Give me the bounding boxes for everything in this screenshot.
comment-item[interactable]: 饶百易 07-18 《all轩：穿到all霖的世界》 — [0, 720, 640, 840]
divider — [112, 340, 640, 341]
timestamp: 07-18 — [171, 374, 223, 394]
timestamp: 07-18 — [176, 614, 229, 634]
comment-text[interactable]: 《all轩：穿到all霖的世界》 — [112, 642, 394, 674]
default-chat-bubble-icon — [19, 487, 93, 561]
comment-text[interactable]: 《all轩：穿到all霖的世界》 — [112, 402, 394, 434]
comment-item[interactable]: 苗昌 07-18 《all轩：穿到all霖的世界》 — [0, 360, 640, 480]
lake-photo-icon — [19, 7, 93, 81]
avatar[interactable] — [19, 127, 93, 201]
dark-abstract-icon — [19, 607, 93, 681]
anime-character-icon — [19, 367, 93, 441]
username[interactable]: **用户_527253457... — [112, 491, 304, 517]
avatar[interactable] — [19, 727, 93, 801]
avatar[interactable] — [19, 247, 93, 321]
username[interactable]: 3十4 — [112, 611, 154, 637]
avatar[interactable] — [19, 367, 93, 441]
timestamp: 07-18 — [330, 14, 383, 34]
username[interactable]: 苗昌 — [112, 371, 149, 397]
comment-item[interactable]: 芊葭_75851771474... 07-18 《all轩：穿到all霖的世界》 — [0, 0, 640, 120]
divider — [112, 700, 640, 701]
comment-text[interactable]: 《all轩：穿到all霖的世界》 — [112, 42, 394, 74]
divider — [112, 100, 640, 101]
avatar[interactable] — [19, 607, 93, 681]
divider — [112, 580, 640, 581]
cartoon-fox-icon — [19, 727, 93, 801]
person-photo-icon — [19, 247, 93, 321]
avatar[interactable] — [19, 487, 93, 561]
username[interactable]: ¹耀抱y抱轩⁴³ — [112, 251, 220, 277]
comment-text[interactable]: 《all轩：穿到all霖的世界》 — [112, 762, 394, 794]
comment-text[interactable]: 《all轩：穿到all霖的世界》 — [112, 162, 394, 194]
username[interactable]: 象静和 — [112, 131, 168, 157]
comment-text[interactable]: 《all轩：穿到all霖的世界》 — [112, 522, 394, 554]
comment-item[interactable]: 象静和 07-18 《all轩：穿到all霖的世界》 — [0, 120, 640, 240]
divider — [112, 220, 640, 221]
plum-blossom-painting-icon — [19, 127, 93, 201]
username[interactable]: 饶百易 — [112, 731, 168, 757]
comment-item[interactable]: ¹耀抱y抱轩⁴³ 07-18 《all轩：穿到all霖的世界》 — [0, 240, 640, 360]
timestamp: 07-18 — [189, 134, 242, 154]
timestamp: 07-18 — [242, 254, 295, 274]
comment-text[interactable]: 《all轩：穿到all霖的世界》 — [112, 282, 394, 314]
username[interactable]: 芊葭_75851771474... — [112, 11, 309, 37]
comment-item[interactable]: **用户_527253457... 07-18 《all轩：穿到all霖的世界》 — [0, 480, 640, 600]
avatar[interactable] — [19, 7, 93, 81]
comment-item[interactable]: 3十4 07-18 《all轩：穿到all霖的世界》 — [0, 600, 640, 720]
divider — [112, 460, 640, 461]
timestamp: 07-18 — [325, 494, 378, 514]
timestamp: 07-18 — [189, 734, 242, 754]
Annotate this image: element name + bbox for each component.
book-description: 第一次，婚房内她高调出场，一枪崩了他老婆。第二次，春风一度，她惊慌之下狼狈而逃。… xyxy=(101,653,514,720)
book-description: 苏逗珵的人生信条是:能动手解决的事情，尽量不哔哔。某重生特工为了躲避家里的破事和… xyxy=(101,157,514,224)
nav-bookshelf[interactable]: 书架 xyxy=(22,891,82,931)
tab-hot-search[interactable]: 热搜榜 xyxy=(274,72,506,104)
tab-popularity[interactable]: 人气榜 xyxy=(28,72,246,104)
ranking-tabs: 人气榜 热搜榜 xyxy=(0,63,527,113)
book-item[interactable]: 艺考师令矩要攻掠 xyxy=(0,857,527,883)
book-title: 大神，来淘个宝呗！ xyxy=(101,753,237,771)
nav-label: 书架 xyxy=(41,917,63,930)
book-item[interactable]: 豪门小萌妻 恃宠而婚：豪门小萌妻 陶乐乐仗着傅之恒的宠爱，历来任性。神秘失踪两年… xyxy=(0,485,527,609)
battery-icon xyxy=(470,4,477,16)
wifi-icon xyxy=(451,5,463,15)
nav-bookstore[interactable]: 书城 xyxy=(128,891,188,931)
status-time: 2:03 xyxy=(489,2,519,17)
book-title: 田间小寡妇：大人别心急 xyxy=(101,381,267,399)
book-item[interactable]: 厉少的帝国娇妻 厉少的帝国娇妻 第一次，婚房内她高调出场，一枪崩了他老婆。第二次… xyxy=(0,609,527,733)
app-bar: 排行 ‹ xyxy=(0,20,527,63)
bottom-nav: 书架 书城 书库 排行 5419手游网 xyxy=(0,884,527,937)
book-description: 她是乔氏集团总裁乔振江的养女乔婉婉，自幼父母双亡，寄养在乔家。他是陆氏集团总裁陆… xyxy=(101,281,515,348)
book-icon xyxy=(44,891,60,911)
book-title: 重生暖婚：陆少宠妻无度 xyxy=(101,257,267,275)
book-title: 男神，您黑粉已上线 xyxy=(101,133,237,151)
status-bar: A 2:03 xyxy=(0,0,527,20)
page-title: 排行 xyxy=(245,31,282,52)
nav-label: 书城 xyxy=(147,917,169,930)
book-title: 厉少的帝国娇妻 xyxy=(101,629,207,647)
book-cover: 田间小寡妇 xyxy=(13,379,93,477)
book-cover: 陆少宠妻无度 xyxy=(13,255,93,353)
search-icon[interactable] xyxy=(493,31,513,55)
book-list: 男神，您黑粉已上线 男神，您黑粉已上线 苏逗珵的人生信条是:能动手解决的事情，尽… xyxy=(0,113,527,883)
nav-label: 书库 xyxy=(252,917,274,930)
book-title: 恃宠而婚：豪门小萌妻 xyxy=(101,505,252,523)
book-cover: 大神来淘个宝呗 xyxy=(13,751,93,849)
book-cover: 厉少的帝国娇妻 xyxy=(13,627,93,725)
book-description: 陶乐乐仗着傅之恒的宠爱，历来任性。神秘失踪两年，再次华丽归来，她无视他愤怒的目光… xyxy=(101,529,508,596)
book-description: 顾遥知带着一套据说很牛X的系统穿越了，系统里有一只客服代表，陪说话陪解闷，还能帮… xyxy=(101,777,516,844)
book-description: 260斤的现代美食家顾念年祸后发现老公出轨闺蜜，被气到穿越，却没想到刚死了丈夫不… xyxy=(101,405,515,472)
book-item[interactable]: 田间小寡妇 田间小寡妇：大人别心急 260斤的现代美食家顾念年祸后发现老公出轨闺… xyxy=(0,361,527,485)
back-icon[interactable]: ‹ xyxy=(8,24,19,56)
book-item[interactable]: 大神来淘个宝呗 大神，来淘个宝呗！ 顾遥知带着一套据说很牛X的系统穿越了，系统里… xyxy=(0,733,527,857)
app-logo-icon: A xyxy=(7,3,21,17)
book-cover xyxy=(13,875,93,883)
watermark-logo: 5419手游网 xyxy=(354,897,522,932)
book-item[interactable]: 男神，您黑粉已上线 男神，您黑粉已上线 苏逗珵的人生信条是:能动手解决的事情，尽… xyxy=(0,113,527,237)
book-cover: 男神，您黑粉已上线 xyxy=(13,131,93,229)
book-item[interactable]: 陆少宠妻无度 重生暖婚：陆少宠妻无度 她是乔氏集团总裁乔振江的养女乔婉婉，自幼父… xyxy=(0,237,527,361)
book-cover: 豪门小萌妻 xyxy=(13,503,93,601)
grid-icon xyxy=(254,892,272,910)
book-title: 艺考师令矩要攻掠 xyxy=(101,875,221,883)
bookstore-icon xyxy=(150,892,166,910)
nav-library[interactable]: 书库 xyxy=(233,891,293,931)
━━━━━━━━━━━━━━━━━━━━━━━━━━━━━━
# What is asked
Pick out every line of the records that contains the string "cover", and copy each such line.

# Task solution
book-cover: 田间小寡妇 xyxy=(13,379,93,477)
book-cover: 陆少宠妻无度 xyxy=(13,255,93,353)
book-cover: 大神来淘个宝呗 xyxy=(13,751,93,849)
book-cover: 厉少的帝国娇妻 xyxy=(13,627,93,725)
book-cover xyxy=(13,875,93,883)
book-cover: 男神，您黑粉已上线 xyxy=(13,131,93,229)
book-cover: 豪门小萌妻 xyxy=(13,503,93,601)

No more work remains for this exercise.